— Begin STORED RECORDS —

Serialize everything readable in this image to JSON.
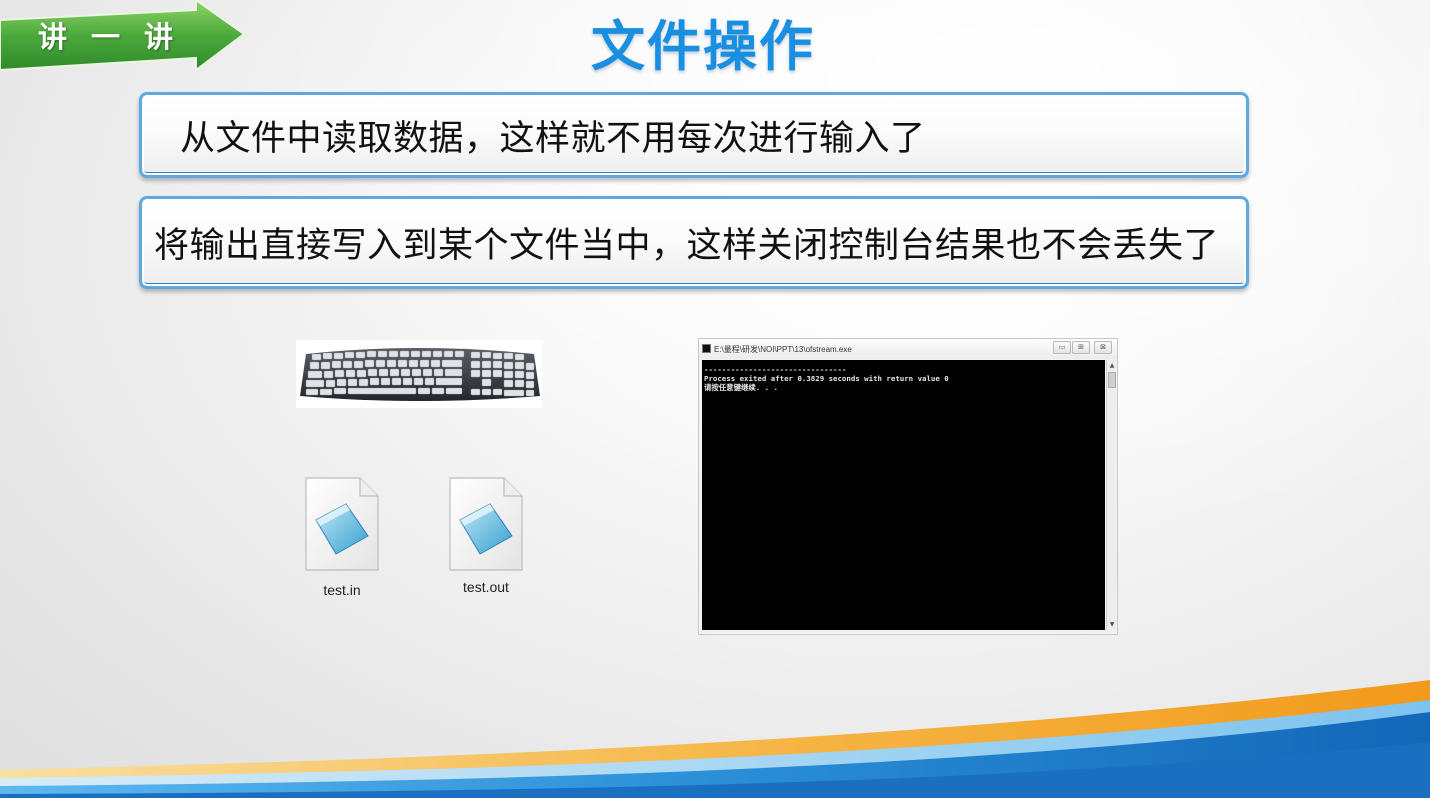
{
  "badge": {
    "chars": [
      "讲",
      "一",
      "讲"
    ]
  },
  "title": "文件操作",
  "bullets": [
    "从文件中读取数据，这样就不用每次进行输入了",
    "将输出直接写入到某个文件当中，这样关闭控制台结果也不会丢失了"
  ],
  "files": [
    {
      "name": "test.in",
      "icon": "notepad-file-icon"
    },
    {
      "name": "test.out",
      "icon": "notepad-file-icon"
    }
  ],
  "console": {
    "title": "E:\\量程\\研发\\NOI\\PPT\\13\\ofstream.exe",
    "lines": [
      "--------------------------------",
      "Process exited after 0.3829 seconds with return value 0",
      "请按任意键继续. . ."
    ],
    "buttons": {
      "minimize": "▭",
      "maximize": "⊞",
      "close": "⊠"
    }
  },
  "colors": {
    "title": "#1a8ee0",
    "badge_green": "#4caa3c",
    "box_border": "#5fa9df",
    "swoosh_blue": "#1e78c8",
    "swoosh_orange": "#f5a623"
  }
}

— End STORED RECORDS —

**WHAT THIS TASK INVOLVES:**
Will you restate every entry word for word and omit the images?

**REPLY:**
Serialize everything readable in this image to JSON.
{
  "badge": {
    "chars": [
      "讲",
      "一",
      "讲"
    ]
  },
  "title": "文件操作",
  "bullets": [
    "从文件中读取数据，这样就不用每次进行输入了",
    "将输出直接写入到某个文件当中，这样关闭控制台结果也不会丢失了"
  ],
  "files": [
    {
      "name": "test.in",
      "icon": "notepad-file-icon"
    },
    {
      "name": "test.out",
      "icon": "notepad-file-icon"
    }
  ],
  "console": {
    "title": "E:\\量程\\研发\\NOI\\PPT\\13\\ofstream.exe",
    "lines": [
      "--------------------------------",
      "Process exited after 0.3829 seconds with return value 0",
      "请按任意键继续. . ."
    ],
    "buttons": {
      "minimize": "▭",
      "maximize": "⊞",
      "close": "⊠"
    }
  },
  "colors": {
    "title": "#1a8ee0",
    "badge_green": "#4caa3c",
    "box_border": "#5fa9df",
    "swoosh_blue": "#1e78c8",
    "swoosh_orange": "#f5a623"
  }
}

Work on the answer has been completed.